* Job: Repeat the material exactly, leaving nothing out.

Start Excerpted records

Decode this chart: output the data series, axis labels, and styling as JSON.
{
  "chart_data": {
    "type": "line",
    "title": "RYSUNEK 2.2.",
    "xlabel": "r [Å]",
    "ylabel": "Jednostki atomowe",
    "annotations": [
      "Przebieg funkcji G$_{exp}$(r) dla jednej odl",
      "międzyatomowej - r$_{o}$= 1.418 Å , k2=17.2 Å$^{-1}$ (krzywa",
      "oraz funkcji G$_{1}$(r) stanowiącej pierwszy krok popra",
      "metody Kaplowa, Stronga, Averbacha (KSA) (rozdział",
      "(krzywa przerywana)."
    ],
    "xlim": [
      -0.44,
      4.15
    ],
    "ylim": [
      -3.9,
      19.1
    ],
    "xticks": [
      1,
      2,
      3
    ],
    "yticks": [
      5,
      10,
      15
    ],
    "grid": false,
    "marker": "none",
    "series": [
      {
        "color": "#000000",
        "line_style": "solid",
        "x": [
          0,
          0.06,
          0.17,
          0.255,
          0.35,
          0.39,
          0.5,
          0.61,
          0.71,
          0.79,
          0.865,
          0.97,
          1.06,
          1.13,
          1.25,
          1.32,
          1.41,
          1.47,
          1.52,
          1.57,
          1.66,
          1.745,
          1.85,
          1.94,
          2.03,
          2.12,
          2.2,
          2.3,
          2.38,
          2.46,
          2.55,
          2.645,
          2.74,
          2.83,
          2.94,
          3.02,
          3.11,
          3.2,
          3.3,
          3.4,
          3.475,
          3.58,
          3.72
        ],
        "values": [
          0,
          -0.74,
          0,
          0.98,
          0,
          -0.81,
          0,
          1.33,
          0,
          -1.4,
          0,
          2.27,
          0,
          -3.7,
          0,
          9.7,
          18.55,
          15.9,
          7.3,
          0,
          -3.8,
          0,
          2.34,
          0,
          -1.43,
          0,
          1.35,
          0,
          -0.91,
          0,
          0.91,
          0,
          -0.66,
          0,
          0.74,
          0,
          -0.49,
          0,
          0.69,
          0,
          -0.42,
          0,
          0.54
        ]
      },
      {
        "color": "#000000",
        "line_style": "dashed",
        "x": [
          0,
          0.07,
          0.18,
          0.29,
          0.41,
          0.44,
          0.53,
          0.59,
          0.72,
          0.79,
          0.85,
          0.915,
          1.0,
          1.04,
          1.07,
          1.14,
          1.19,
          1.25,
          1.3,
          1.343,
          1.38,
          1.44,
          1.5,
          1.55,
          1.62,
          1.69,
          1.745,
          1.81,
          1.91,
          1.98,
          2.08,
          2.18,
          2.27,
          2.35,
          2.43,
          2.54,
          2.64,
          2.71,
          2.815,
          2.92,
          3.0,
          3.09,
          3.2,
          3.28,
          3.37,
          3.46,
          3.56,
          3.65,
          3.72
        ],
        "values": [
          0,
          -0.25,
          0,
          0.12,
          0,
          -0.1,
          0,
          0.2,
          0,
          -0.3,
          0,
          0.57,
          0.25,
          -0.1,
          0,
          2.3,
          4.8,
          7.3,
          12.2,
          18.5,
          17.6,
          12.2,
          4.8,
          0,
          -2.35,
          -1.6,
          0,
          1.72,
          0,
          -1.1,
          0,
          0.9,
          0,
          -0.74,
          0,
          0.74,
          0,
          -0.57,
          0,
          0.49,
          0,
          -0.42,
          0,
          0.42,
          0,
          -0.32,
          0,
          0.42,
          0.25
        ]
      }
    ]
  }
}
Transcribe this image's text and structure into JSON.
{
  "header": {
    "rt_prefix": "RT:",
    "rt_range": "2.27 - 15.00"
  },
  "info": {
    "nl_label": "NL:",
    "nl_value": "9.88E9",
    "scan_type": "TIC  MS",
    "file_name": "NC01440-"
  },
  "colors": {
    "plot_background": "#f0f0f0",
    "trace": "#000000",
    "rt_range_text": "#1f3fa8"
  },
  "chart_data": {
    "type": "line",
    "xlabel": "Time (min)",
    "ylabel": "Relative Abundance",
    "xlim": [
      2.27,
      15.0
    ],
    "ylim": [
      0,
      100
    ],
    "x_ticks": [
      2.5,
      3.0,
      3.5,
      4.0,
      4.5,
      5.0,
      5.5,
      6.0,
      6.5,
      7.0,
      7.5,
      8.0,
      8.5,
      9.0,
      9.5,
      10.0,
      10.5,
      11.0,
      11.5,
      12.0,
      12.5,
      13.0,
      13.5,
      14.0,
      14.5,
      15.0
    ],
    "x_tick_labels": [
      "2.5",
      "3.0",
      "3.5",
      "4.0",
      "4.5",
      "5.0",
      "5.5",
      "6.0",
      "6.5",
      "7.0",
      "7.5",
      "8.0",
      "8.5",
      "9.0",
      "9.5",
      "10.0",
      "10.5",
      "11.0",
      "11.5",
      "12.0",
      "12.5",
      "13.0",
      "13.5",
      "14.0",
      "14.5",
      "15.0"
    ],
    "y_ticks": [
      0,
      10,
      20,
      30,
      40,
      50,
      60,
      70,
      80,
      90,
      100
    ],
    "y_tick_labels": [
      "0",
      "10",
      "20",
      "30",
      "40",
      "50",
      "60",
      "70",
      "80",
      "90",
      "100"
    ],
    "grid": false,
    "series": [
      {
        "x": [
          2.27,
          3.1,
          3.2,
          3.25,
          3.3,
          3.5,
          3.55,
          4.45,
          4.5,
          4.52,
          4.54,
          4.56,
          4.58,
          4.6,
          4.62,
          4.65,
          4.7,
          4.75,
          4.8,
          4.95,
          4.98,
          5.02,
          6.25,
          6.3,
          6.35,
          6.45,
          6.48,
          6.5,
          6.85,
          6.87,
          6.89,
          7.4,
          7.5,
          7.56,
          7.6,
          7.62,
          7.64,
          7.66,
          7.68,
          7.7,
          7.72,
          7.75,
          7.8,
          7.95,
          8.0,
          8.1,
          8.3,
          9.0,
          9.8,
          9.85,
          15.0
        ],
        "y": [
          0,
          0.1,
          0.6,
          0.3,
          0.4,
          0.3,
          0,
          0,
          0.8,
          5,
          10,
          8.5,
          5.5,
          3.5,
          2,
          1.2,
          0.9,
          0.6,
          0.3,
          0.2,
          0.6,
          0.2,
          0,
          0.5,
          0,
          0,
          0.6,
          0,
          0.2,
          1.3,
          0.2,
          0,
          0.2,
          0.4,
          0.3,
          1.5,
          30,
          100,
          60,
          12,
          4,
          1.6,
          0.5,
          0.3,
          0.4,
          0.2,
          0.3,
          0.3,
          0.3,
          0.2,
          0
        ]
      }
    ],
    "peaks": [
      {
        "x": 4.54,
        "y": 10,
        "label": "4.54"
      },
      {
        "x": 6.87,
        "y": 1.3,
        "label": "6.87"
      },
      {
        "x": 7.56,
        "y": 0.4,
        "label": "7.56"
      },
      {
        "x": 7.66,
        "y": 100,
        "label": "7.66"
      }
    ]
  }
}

End Excerpted records

* Written reply:
Decode this chart: output the data series, axis labels, and styling as JSON.
{
  "chart_data": {
    "type": "line",
    "title": "RYSUNEK 2.2.",
    "xlabel": "r [Å]",
    "ylabel": "Jednostki atomowe",
    "annotations": [
      "Przebieg funkcji G$_{exp}$(r) dla jednej odl",
      "międzyatomowej - r$_{o}$= 1.418 Å , k2=17.2 Å$^{-1}$ (krzywa",
      "oraz funkcji G$_{1}$(r) stanowiącej pierwszy krok popra",
      "metody Kaplowa, Stronga, Averbacha (KSA) (rozdział",
      "(krzywa przerywana)."
    ],
    "xlim": [
      -0.44,
      4.15
    ],
    "ylim": [
      -3.9,
      19.1
    ],
    "xticks": [
      1,
      2,
      3
    ],
    "yticks": [
      5,
      10,
      15
    ],
    "grid": false,
    "marker": "none",
    "series": [
      {
        "color": "#000000",
        "line_style": "solid",
        "x": [
          0,
          0.06,
          0.17,
          0.255,
          0.35,
          0.39,
          0.5,
          0.61,
          0.71,
          0.79,
          0.865,
          0.97,
          1.06,
          1.13,
          1.25,
          1.32,
          1.41,
          1.47,
          1.52,
          1.57,
          1.66,
          1.745,
          1.85,
          1.94,
          2.03,
          2.12,
          2.2,
          2.3,
          2.38,
          2.46,
          2.55,
          2.645,
          2.74,
          2.83,
          2.94,
          3.02,
          3.11,
          3.2,
          3.3,
          3.4,
          3.475,
          3.58,
          3.72
        ],
        "values": [
          0,
          -0.74,
          0,
          0.98,
          0,
          -0.81,
          0,
          1.33,
          0,
          -1.4,
          0,
          2.27,
          0,
          -3.7,
          0,
          9.7,
          18.55,
          15.9,
          7.3,
          0,
          -3.8,
          0,
          2.34,
          0,
          -1.43,
          0,
          1.35,
          0,
          -0.91,
          0,
          0.91,
          0,
          -0.66,
          0,
          0.74,
          0,
          -0.49,
          0,
          0.69,
          0,
          -0.42,
          0,
          0.54
        ]
      },
      {
        "color": "#000000",
        "line_style": "dashed",
        "x": [
          0,
          0.07,
          0.18,
          0.29,
          0.41,
          0.44,
          0.53,
          0.59,
          0.72,
          0.79,
          0.85,
          0.915,
          1.0,
          1.04,
          1.07,
          1.14,
          1.19,
          1.25,
          1.3,
          1.343,
          1.38,
          1.44,
          1.5,
          1.55,
          1.62,
          1.69,
          1.745,
          1.81,
          1.91,
          1.98,
          2.08,
          2.18,
          2.27,
          2.35,
          2.43,
          2.54,
          2.64,
          2.71,
          2.815,
          2.92,
          3.0,
          3.09,
          3.2,
          3.28,
          3.37,
          3.46,
          3.56,
          3.65,
          3.72
        ],
        "values": [
          0,
          -0.25,
          0,
          0.12,
          0,
          -0.1,
          0,
          0.2,
          0,
          -0.3,
          0,
          0.57,
          0.25,
          -0.1,
          0,
          2.3,
          4.8,
          7.3,
          12.2,
          18.5,
          17.6,
          12.2,
          4.8,
          0,
          -2.35,
          -1.6,
          0,
          1.72,
          0,
          -1.1,
          0,
          0.9,
          0,
          -0.74,
          0,
          0.74,
          0,
          -0.57,
          0,
          0.49,
          0,
          -0.42,
          0,
          0.42,
          0,
          -0.32,
          0,
          0.42,
          0.25
        ]
      }
    ]
  }
}
Transcribe this image's text and structure into JSON.
{
  "header": {
    "rt_prefix": "RT:",
    "rt_range": "2.27 - 15.00"
  },
  "info": {
    "nl_label": "NL:",
    "nl_value": "9.88E9",
    "scan_type": "TIC  MS",
    "file_name": "NC01440-"
  },
  "colors": {
    "plot_background": "#f0f0f0",
    "trace": "#000000",
    "rt_range_text": "#1f3fa8"
  },
  "chart_data": {
    "type": "line",
    "xlabel": "Time (min)",
    "ylabel": "Relative Abundance",
    "xlim": [
      2.27,
      15.0
    ],
    "ylim": [
      0,
      100
    ],
    "x_ticks": [
      2.5,
      3.0,
      3.5,
      4.0,
      4.5,
      5.0,
      5.5,
      6.0,
      6.5,
      7.0,
      7.5,
      8.0,
      8.5,
      9.0,
      9.5,
      10.0,
      10.5,
      11.0,
      11.5,
      12.0,
      12.5,
      13.0,
      13.5,
      14.0,
      14.5,
      15.0
    ],
    "x_tick_labels": [
      "2.5",
      "3.0",
      "3.5",
      "4.0",
      "4.5",
      "5.0",
      "5.5",
      "6.0",
      "6.5",
      "7.0",
      "7.5",
      "8.0",
      "8.5",
      "9.0",
      "9.5",
      "10.0",
      "10.5",
      "11.0",
      "11.5",
      "12.0",
      "12.5",
      "13.0",
      "13.5",
      "14.0",
      "14.5",
      "15.0"
    ],
    "y_ticks": [
      0,
      10,
      20,
      30,
      40,
      50,
      60,
      70,
      80,
      90,
      100
    ],
    "y_tick_labels": [
      "0",
      "10",
      "20",
      "30",
      "40",
      "50",
      "60",
      "70",
      "80",
      "90",
      "100"
    ],
    "grid": false,
    "series": [
      {
        "x": [
          2.27,
          3.1,
          3.2,
          3.25,
          3.3,
          3.5,
          3.55,
          4.45,
          4.5,
          4.52,
          4.54,
          4.56,
          4.58,
          4.6,
          4.62,
          4.65,
          4.7,
          4.75,
          4.8,
          4.95,
          4.98,
          5.02,
          6.25,
          6.3,
          6.35,
          6.45,
          6.48,
          6.5,
          6.85,
          6.87,
          6.89,
          7.4,
          7.5,
          7.56,
          7.6,
          7.62,
          7.64,
          7.66,
          7.68,
          7.7,
          7.72,
          7.75,
          7.8,
          7.95,
          8.0,
          8.1,
          8.3,
          9.0,
          9.8,
          9.85,
          15.0
        ],
        "y": [
          0,
          0.1,
          0.6,
          0.3,
          0.4,
          0.3,
          0,
          0,
          0.8,
          5,
          10,
          8.5,
          5.5,
          3.5,
          2,
          1.2,
          0.9,
          0.6,
          0.3,
          0.2,
          0.6,
          0.2,
          0,
          0.5,
          0,
          0,
          0.6,
          0,
          0.2,
          1.3,
          0.2,
          0,
          0.2,
          0.4,
          0.3,
          1.5,
          30,
          100,
          60,
          12,
          4,
          1.6,
          0.5,
          0.3,
          0.4,
          0.2,
          0.3,
          0.3,
          0.3,
          0.2,
          0
        ]
      }
    ],
    "peaks": [
      {
        "x": 4.54,
        "y": 10,
        "label": "4.54"
      },
      {
        "x": 6.87,
        "y": 1.3,
        "label": "6.87"
      },
      {
        "x": 7.56,
        "y": 0.4,
        "label": "7.56"
      },
      {
        "x": 7.66,
        "y": 100,
        "label": "7.66"
      }
    ]
  }
}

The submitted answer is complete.